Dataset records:
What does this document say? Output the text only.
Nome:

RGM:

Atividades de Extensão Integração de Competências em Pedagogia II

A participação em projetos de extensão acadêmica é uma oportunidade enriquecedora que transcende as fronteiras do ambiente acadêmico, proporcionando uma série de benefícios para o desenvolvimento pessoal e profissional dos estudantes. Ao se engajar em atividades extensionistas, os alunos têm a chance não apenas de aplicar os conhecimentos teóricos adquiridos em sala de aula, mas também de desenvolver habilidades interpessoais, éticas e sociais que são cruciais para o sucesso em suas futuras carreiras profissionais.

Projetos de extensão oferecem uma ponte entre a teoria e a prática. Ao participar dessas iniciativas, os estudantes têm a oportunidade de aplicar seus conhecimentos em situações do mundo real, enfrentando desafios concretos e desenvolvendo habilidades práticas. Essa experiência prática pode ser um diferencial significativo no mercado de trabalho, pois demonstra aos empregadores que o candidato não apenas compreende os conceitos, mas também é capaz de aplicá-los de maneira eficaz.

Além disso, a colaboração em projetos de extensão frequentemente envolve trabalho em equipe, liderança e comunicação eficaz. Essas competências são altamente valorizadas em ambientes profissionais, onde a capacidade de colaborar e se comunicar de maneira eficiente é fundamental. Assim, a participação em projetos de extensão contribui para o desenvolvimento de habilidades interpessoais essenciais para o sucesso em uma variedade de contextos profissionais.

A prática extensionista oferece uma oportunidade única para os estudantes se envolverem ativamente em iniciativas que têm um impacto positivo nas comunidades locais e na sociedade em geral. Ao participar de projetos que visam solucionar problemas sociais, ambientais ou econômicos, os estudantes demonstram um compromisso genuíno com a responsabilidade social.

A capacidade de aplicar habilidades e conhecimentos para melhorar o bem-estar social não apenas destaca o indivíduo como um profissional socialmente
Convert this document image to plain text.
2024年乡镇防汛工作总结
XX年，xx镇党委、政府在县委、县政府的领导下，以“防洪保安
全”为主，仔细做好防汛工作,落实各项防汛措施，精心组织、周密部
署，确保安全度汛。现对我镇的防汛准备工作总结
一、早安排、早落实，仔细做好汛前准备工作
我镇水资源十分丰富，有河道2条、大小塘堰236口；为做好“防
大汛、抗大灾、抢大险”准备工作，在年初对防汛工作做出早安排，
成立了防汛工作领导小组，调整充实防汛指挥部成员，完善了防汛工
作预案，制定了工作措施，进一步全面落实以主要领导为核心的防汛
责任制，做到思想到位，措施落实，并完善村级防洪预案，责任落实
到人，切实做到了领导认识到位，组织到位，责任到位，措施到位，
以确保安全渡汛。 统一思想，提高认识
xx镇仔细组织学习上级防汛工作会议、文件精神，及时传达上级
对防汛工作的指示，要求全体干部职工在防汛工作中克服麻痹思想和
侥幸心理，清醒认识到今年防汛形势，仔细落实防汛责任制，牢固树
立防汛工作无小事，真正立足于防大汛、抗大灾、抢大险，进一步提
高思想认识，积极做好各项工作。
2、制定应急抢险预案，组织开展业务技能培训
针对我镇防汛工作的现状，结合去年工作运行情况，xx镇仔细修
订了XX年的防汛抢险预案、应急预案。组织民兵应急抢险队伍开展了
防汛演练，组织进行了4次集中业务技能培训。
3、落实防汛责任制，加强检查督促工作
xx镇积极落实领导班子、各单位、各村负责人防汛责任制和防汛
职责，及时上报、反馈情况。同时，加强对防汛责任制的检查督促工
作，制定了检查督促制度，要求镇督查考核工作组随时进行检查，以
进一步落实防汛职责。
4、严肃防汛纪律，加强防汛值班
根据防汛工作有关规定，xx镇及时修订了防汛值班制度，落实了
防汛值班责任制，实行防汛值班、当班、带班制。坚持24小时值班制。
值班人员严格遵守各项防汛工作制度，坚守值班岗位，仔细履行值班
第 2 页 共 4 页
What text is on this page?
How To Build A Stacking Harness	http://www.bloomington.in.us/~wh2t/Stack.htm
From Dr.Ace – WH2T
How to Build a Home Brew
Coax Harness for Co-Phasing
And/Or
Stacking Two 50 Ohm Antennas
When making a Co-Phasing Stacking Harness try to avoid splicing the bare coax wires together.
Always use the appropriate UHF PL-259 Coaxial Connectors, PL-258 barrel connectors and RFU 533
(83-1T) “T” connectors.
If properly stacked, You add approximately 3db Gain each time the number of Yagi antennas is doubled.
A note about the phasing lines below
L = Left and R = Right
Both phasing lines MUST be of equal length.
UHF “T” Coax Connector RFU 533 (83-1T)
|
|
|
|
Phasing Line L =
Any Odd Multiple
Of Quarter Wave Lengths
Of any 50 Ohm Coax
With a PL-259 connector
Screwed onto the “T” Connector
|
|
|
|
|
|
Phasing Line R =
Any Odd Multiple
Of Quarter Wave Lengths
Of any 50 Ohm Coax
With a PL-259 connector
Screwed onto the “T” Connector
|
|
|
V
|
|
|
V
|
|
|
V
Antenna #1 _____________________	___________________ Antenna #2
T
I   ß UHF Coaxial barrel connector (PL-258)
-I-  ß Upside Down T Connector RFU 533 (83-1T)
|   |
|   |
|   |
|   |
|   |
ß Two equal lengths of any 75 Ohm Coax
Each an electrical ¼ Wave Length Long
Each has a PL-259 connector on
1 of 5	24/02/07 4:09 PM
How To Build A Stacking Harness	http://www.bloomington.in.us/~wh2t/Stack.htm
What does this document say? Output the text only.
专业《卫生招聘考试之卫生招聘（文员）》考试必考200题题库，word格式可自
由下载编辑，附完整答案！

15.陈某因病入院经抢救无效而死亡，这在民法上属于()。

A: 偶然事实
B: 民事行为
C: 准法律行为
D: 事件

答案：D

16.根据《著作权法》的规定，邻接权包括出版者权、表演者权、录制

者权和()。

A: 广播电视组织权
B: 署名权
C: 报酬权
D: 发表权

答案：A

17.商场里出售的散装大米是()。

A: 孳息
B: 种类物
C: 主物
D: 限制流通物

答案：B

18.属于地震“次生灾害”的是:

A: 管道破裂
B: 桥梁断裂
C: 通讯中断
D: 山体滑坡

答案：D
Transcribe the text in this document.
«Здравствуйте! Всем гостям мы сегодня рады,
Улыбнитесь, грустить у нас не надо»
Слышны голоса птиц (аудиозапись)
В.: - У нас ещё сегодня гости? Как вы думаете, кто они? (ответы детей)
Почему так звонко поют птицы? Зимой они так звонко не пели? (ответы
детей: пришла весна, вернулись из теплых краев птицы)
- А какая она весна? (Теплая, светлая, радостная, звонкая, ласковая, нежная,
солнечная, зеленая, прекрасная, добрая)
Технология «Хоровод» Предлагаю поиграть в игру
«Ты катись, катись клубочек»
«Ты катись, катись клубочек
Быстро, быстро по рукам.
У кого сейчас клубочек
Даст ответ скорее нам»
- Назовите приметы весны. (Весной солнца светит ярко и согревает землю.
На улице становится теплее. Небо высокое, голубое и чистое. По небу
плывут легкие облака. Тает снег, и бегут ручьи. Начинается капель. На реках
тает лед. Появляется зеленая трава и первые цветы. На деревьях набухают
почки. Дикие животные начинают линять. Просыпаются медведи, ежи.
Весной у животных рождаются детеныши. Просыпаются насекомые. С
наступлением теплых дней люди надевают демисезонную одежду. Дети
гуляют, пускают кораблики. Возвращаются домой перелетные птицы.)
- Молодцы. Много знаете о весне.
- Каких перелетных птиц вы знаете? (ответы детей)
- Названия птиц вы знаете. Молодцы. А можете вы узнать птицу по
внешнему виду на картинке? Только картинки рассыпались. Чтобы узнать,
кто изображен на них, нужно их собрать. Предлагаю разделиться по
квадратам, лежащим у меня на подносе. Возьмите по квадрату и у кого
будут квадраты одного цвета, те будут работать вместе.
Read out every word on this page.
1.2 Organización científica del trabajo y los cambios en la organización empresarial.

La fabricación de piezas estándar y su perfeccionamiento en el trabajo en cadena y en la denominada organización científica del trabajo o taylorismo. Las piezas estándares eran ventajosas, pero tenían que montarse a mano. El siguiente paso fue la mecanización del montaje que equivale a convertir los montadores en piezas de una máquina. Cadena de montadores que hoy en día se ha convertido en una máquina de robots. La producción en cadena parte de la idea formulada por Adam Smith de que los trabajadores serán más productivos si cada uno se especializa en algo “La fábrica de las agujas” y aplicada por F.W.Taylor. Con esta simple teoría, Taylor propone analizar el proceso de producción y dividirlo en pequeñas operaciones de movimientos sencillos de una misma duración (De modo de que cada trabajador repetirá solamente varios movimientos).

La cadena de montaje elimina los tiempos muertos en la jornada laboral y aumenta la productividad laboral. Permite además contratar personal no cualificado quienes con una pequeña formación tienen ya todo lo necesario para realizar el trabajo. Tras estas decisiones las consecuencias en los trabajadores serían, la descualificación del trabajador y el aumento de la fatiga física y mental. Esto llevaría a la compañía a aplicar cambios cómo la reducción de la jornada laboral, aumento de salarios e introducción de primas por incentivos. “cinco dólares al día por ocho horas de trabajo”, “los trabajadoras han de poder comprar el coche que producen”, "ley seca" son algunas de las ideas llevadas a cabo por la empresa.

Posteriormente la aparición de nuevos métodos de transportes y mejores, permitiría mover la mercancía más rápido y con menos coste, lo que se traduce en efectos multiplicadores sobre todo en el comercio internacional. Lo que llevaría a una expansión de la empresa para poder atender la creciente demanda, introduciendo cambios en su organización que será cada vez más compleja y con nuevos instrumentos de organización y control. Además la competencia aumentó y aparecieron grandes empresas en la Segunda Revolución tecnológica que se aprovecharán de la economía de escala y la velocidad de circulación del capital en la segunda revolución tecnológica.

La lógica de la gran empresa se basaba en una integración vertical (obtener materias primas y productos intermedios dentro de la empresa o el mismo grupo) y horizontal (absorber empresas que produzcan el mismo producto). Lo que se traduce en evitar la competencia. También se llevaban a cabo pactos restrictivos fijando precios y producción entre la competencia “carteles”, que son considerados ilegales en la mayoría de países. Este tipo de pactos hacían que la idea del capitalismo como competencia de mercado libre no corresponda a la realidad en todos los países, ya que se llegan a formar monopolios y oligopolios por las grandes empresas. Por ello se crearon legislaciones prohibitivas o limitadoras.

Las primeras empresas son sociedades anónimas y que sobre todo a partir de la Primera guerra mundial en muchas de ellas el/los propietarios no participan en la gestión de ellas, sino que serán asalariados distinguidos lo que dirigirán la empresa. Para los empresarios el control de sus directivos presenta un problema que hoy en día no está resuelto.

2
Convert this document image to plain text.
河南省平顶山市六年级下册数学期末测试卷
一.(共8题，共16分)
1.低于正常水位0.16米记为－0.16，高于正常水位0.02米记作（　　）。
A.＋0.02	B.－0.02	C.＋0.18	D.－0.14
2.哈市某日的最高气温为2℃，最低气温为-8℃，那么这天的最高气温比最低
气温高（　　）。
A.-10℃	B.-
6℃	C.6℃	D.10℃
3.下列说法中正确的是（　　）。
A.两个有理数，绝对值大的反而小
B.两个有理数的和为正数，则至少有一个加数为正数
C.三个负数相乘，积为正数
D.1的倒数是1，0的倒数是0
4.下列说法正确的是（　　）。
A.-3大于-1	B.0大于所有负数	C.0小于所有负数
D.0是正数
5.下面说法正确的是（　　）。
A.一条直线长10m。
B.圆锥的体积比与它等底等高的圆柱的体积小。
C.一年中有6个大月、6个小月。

**Exercise brief:**
Where a line of the entries contains the word "кого", copy that line.

**Result:**
У кого сейчас клубочек
квадратам, лежащим у меня на подносе. Возьмите по квадрату и у кого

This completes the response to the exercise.